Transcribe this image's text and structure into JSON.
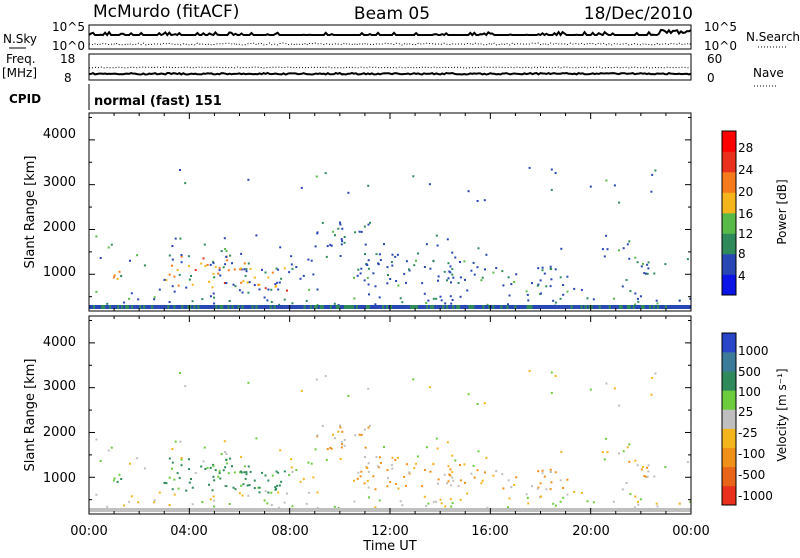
{
  "header": {
    "station": "McMurdo (fitACF)",
    "beam": "Beam 05",
    "date": "18/Dec/2010"
  },
  "strips": {
    "nsky_label": "N.Sky",
    "nsky_ticks": [
      "10^5",
      "10^0"
    ],
    "nsearch_label": "N.Search",
    "nsearch_ticks": [
      "10^5",
      "10^0"
    ],
    "freq_label": "Freq.",
    "freq_unit": "[MHz]",
    "freq_ticks": [
      "18",
      "8"
    ],
    "nave_label": "Nave",
    "nave_ticks": [
      "60",
      "0"
    ],
    "cpid_label": "CPID",
    "cpid_value": "normal (fast) 151"
  },
  "chart_data": [
    {
      "type": "heatmap",
      "name": "power",
      "ylabel": "Slant Range [km]",
      "ylim": [
        180,
        4600
      ],
      "yticks": [
        "4000",
        "3000",
        "2000",
        "1000"
      ],
      "colorbar_label": "Power [dB]",
      "colorbar_ticks": [
        "28",
        "24",
        "20",
        "16",
        "12",
        "8",
        "4"
      ],
      "colors": [
        "#0a14e6",
        "#2846b4",
        "#2e8a5a",
        "#57b947",
        "#f3b51b",
        "#f47a1c",
        "#e8301c",
        "#ff0000"
      ],
      "xlim": [
        0,
        24
      ]
    },
    {
      "type": "heatmap",
      "name": "velocity",
      "ylabel": "Slant Range [km]",
      "ylim": [
        180,
        4600
      ],
      "yticks": [
        "4000",
        "3000",
        "2000",
        "1000"
      ],
      "colorbar_label": "Velocity [m s⁻¹]",
      "colorbar_ticks": [
        "1000",
        "500",
        "100",
        "25",
        "-25",
        "-100",
        "-500",
        "-1000"
      ],
      "colors": [
        "#2a46c8",
        "#3c7a9a",
        "#2e8a5a",
        "#6ccc3e",
        "#bfbfbf",
        "#f3b51b",
        "#f09018",
        "#e86418",
        "#e8301c"
      ],
      "xlim": [
        0,
        24
      ]
    }
  ],
  "xaxis": {
    "label": "Time UT",
    "ticks": [
      "00:00",
      "04:00",
      "08:00",
      "12:00",
      "16:00",
      "20:00",
      "00:00"
    ]
  }
}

○ ○ ○ ○ ○

**Short exercise:** Leave the pictures out, and print every line of the listing exactly as written.

**Correct output:**
Transcribe this image's text and structure into JSON.
{
  "header": {
    "station": "McMurdo (fitACF)",
    "beam": "Beam 05",
    "date": "18/Dec/2010"
  },
  "strips": {
    "nsky_label": "N.Sky",
    "nsky_ticks": [
      "10^5",
      "10^0"
    ],
    "nsearch_label": "N.Search",
    "nsearch_ticks": [
      "10^5",
      "10^0"
    ],
    "freq_label": "Freq.",
    "freq_unit": "[MHz]",
    "freq_ticks": [
      "18",
      "8"
    ],
    "nave_label": "Nave",
    "nave_ticks": [
      "60",
      "0"
    ],
    "cpid_label": "CPID",
    "cpid_value": "normal (fast) 151"
  },
  "chart_data": [
    {
      "type": "heatmap",
      "name": "power",
      "ylabel": "Slant Range [km]",
      "ylim": [
        180,
        4600
      ],
      "yticks": [
        "4000",
        "3000",
        "2000",
        "1000"
      ],
      "colorbar_label": "Power [dB]",
      "colorbar_ticks": [
        "28",
        "24",
        "20",
        "16",
        "12",
        "8",
        "4"
      ],
      "colors": [
        "#0a14e6",
        "#2846b4",
        "#2e8a5a",
        "#57b947",
        "#f3b51b",
        "#f47a1c",
        "#e8301c",
        "#ff0000"
      ],
      "xlim": [
        0,
        24
      ]
    },
    {
      "type": "heatmap",
      "name": "velocity",
      "ylabel": "Slant Range [km]",
      "ylim": [
        180,
        4600
      ],
      "yticks": [
        "4000",
        "3000",
        "2000",
        "1000"
      ],
      "colorbar_label": "Velocity [m s⁻¹]",
      "colorbar_ticks": [
        "1000",
        "500",
        "100",
        "25",
        "-25",
        "-100",
        "-500",
        "-1000"
      ],
      "colors": [
        "#2a46c8",
        "#3c7a9a",
        "#2e8a5a",
        "#6ccc3e",
        "#bfbfbf",
        "#f3b51b",
        "#f09018",
        "#e86418",
        "#e8301c"
      ],
      "xlim": [
        0,
        24
      ]
    }
  ],
  "xaxis": {
    "label": "Time UT",
    "ticks": [
      "00:00",
      "04:00",
      "08:00",
      "12:00",
      "16:00",
      "20:00",
      "00:00"
    ]
  }
}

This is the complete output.